START

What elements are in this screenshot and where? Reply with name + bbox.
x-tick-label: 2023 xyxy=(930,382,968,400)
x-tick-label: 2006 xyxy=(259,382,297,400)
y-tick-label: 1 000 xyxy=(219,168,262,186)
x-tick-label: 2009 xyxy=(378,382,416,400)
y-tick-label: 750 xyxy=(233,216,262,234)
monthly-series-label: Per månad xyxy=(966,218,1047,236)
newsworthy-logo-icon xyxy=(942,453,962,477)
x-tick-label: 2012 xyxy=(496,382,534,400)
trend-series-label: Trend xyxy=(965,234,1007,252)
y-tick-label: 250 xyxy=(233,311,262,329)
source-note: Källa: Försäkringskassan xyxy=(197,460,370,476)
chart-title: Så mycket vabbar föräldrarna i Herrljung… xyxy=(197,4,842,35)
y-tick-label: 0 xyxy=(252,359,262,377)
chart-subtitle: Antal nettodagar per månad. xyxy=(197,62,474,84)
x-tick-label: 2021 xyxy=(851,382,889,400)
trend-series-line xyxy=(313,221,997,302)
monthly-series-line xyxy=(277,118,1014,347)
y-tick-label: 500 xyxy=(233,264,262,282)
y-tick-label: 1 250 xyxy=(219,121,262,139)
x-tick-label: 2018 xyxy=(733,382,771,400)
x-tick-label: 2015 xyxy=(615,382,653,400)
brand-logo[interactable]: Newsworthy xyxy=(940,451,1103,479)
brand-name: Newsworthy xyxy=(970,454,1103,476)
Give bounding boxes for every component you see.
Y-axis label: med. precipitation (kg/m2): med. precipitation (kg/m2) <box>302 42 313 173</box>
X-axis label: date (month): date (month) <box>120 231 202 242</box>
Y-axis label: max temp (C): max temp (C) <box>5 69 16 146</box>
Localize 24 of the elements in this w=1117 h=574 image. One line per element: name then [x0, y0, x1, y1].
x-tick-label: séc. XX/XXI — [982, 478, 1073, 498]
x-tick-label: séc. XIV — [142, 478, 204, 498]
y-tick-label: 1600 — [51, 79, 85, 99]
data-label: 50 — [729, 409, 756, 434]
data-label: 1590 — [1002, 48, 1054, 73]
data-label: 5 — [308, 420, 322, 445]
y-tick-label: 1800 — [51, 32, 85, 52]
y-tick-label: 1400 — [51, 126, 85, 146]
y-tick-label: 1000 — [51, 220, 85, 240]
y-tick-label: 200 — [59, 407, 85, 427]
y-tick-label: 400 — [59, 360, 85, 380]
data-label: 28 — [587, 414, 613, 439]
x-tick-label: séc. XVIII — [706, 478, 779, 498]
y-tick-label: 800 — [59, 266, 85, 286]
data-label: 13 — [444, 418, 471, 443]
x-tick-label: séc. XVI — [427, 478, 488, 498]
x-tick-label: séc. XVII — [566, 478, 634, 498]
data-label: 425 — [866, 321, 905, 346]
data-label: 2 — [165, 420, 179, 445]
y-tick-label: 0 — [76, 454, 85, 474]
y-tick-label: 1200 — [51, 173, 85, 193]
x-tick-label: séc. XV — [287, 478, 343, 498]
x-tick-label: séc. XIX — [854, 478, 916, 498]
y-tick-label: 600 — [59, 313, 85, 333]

END

Copy the rows exactly, starting at the first one and ending with the line that contains "x-tick-label: 2009 xyxy=(378,382,416,400)", including both of those lines.

What elements are in this screenshot and where? Reply with name + bbox.
x-tick-label: 2023 xyxy=(930,382,968,400)
x-tick-label: 2006 xyxy=(259,382,297,400)
y-tick-label: 1 000 xyxy=(219,168,262,186)
x-tick-label: 2009 xyxy=(378,382,416,400)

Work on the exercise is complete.